## start Excerpted records
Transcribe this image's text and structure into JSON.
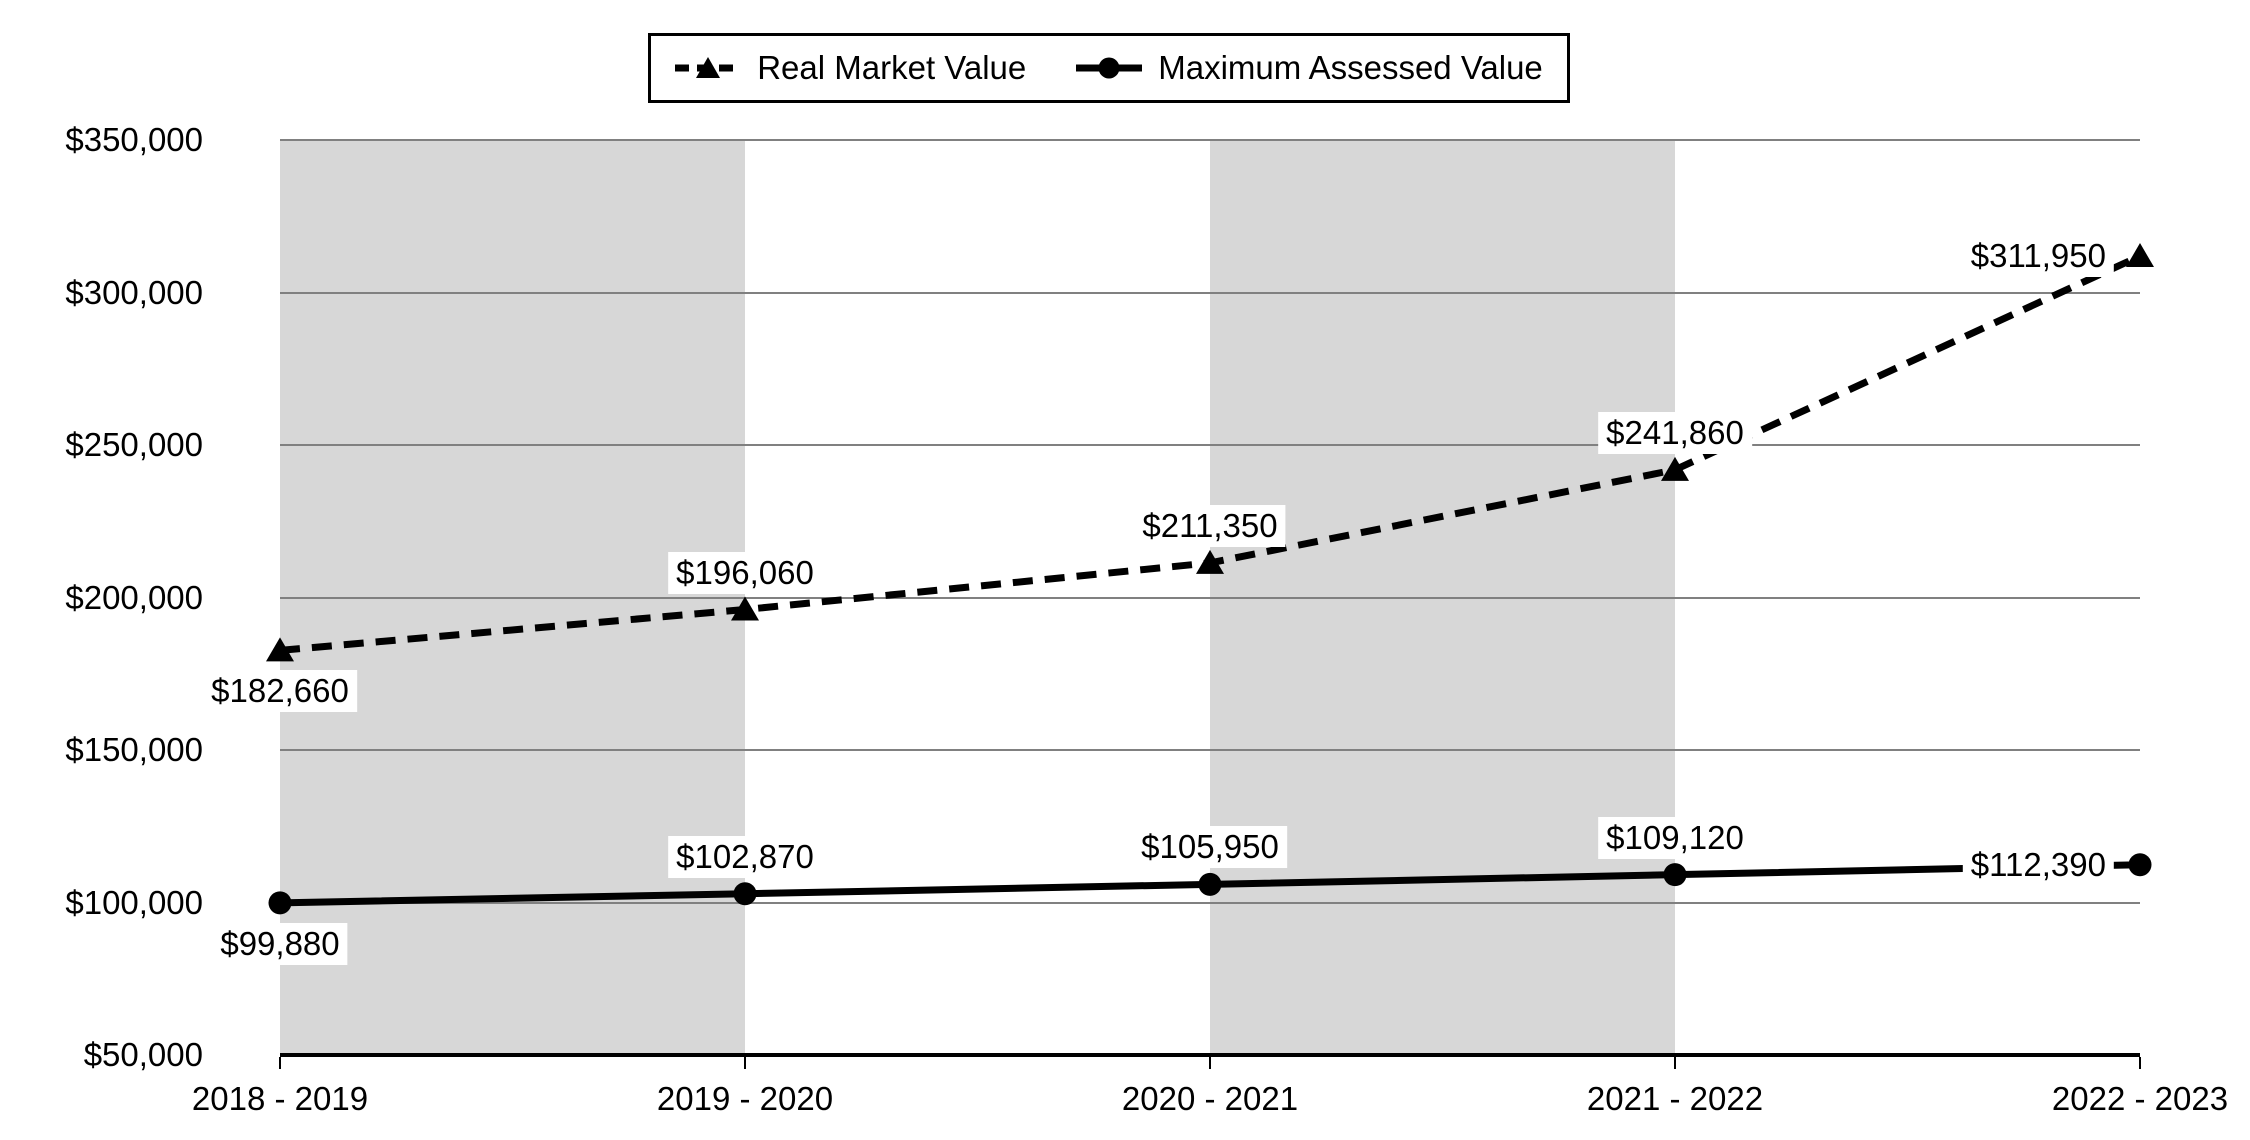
{
  "chart_data": {
    "type": "line",
    "title": "",
    "categories": [
      "2018 - 2019",
      "2019 - 2020",
      "2020 - 2021",
      "2021 - 2022",
      "2022 - 2023"
    ],
    "series": [
      {
        "name": "Real Market Value",
        "line_style": "dashed",
        "marker": "triangle",
        "color": "#000000",
        "values": [
          182660,
          196060,
          211350,
          241860,
          311950
        ],
        "data_labels": [
          "$182,660",
          "$196,060",
          "$211,350",
          "$241,860",
          "$311,950"
        ],
        "label_positions": [
          "below",
          "above",
          "above",
          "above",
          "left"
        ]
      },
      {
        "name": "Maximum Assessed Value",
        "line_style": "solid",
        "marker": "circle",
        "color": "#000000",
        "values": [
          99880,
          102870,
          105950,
          109120,
          112390
        ],
        "data_labels": [
          "$99,880",
          "$102,870",
          "$105,950",
          "$109,120",
          "$112,390"
        ],
        "label_positions": [
          "below",
          "above",
          "above",
          "above",
          "left"
        ]
      }
    ],
    "y_axis": {
      "min": 50000,
      "max": 350000,
      "step": 50000,
      "tick_labels": [
        "$50,000",
        "$100,000",
        "$150,000",
        "$200,000",
        "$250,000",
        "$300,000",
        "$350,000"
      ]
    },
    "x_axis": {
      "tick_labels": [
        "2018 - 2019",
        "2019 - 2020",
        "2020 - 2021",
        "2021 - 2022",
        "2022 - 2023"
      ]
    },
    "grid": true,
    "legend_position": "top-center",
    "plot_bands": {
      "band_start_indexes": [
        0,
        2
      ],
      "color": "#D7D7D7"
    },
    "colors": {
      "background": "#FFFFFF",
      "gridline": "#808080",
      "axis_line": "#000000",
      "series": "#000000",
      "text": "#000000"
    }
  }
}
## end Excerpted records
# Objective:
From the listing above, pick out every line containing "text".

# Output below:
Transcribe this image's text and structure into JSON.
      "text": "#000000"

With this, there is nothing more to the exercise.